Entries:
--- begin ---
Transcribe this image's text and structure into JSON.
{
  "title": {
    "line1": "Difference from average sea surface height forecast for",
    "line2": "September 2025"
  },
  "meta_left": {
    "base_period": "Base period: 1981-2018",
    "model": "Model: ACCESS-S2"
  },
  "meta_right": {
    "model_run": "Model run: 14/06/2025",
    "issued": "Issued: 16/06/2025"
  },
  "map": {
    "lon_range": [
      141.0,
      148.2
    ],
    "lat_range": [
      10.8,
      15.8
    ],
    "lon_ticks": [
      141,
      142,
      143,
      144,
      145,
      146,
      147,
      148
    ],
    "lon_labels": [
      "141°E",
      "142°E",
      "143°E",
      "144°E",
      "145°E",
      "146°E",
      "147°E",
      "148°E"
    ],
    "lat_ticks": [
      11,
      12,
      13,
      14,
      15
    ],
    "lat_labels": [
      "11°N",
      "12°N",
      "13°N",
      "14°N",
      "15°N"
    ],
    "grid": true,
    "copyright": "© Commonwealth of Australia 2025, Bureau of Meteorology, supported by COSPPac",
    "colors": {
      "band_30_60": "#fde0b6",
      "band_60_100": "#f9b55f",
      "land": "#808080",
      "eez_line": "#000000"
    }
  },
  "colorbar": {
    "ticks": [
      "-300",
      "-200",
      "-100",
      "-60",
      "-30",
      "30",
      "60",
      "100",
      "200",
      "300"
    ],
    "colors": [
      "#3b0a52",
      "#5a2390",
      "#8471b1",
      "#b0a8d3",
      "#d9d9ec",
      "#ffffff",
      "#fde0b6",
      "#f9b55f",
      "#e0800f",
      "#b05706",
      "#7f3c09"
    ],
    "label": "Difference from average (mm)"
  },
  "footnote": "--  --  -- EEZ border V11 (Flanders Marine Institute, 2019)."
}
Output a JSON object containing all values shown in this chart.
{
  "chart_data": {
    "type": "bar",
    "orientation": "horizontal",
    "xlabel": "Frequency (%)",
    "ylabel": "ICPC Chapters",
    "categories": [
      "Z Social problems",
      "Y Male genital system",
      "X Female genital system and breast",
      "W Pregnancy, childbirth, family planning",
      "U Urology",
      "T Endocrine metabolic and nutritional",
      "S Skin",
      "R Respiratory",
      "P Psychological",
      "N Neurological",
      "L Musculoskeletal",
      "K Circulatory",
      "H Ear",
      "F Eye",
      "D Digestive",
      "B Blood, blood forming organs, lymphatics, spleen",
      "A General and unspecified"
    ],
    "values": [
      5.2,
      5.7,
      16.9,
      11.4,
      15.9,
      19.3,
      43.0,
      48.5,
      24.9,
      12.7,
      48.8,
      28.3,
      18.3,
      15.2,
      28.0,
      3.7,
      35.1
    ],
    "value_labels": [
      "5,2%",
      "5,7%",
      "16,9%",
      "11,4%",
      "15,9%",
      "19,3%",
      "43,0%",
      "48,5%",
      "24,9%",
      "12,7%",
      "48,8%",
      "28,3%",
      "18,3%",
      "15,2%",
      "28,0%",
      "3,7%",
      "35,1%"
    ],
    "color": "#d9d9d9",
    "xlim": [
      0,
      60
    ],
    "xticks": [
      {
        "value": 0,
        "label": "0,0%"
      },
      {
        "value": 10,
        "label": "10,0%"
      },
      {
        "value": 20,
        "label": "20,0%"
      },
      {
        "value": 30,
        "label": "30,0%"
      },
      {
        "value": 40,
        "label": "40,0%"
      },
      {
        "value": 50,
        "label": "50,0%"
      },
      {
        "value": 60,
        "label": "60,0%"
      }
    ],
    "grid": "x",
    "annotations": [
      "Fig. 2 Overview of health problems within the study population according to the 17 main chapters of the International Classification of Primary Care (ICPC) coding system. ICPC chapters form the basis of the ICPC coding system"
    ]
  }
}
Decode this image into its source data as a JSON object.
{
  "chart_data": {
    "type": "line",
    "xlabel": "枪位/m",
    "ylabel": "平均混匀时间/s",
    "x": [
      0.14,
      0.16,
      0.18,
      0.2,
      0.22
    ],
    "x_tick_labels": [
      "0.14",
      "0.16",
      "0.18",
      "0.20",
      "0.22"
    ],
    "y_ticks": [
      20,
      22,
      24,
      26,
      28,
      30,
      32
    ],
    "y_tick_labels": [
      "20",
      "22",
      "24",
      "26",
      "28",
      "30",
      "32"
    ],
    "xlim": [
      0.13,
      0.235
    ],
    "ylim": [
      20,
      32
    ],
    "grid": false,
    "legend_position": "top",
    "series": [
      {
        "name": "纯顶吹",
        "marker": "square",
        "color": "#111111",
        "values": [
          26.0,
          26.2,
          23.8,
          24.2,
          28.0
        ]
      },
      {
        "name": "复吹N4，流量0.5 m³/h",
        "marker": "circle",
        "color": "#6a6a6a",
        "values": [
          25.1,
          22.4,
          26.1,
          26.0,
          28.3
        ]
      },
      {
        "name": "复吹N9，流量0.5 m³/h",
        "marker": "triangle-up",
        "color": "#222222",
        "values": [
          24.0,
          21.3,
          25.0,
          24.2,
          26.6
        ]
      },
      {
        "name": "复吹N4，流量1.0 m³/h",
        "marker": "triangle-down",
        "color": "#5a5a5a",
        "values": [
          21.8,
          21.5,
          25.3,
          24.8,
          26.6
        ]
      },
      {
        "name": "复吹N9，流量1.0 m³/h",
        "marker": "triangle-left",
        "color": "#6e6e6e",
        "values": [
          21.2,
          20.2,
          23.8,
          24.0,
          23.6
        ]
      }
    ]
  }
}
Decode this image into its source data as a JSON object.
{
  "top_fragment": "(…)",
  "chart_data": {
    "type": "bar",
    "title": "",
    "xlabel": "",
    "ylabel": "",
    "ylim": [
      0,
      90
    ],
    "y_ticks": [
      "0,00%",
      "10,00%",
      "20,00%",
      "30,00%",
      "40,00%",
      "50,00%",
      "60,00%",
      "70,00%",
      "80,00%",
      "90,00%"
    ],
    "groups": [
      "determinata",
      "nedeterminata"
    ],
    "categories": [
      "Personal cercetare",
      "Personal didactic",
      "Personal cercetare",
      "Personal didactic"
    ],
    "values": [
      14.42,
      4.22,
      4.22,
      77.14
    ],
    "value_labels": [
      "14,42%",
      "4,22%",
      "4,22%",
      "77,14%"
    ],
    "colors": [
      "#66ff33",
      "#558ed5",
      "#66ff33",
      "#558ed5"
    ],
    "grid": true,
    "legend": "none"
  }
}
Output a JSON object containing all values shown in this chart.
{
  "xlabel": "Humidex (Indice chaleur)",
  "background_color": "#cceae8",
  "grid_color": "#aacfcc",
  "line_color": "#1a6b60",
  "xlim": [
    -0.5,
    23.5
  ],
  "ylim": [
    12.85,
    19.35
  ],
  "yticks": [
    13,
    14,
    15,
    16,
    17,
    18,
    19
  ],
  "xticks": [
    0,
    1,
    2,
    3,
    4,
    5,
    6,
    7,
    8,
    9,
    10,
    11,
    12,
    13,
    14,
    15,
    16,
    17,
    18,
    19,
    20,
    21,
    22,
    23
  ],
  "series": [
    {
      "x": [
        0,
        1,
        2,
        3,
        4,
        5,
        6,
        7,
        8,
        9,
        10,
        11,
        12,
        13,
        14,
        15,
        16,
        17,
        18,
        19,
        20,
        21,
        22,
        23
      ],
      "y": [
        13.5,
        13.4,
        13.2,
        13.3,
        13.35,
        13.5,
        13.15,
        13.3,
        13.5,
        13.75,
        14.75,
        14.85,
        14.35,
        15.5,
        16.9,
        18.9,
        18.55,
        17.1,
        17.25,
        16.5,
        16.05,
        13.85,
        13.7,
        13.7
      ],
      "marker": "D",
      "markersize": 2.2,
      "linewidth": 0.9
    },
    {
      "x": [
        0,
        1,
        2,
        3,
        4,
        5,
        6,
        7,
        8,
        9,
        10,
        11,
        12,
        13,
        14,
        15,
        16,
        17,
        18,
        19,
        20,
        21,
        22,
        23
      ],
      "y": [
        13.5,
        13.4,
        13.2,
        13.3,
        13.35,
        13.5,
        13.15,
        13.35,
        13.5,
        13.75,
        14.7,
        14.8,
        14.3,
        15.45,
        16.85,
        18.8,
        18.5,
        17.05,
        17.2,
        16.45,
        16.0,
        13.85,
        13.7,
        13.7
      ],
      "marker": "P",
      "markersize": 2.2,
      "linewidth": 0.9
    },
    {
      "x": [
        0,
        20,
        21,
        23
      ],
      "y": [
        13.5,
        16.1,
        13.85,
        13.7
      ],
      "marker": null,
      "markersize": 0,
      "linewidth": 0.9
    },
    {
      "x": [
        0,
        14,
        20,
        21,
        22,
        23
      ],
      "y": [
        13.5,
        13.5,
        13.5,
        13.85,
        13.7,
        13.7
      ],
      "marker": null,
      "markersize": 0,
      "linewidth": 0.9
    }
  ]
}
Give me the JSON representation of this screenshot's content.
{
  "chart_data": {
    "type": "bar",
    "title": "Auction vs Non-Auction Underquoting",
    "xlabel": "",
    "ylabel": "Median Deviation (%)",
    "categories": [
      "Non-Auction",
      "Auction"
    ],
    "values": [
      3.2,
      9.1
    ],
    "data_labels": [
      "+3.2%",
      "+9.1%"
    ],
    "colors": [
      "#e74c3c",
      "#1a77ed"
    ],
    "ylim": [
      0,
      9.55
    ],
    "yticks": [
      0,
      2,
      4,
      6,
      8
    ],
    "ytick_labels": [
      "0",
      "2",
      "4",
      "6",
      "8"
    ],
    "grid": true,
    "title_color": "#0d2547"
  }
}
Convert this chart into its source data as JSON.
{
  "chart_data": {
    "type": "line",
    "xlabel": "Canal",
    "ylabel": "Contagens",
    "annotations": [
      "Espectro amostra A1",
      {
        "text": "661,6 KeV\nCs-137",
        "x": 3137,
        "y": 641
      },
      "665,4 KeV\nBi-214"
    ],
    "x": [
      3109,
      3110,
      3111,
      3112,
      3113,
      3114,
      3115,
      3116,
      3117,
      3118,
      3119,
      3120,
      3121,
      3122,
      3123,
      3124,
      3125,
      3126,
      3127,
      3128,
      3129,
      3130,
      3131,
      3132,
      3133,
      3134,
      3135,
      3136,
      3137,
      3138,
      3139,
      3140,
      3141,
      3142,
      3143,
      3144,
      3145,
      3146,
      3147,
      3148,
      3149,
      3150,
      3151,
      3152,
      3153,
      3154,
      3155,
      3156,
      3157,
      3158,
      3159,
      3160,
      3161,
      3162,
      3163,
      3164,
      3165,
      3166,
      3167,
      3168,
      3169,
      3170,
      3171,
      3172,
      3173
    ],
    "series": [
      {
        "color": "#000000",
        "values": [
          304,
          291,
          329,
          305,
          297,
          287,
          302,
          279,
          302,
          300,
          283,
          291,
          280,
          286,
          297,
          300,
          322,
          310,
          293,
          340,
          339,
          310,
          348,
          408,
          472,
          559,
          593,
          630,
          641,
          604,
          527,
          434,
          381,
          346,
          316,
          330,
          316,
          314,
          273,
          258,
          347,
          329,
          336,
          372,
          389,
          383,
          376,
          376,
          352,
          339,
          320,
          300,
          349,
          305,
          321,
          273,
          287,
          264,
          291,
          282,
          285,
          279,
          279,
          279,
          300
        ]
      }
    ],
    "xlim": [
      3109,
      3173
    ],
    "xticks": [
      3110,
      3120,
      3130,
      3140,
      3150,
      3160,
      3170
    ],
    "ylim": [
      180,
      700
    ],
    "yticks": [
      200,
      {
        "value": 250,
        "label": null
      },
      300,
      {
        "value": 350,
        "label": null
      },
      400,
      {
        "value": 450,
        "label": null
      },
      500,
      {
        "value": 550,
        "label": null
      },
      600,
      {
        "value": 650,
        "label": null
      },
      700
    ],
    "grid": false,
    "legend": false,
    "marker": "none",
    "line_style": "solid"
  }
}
--- end ---
Written exercise: Return only those lines of the records that contain the string "Personal".

Answer:
      "Personal cercetare",
      "Personal didactic",
      "Personal cercetare",
      "Personal didactic"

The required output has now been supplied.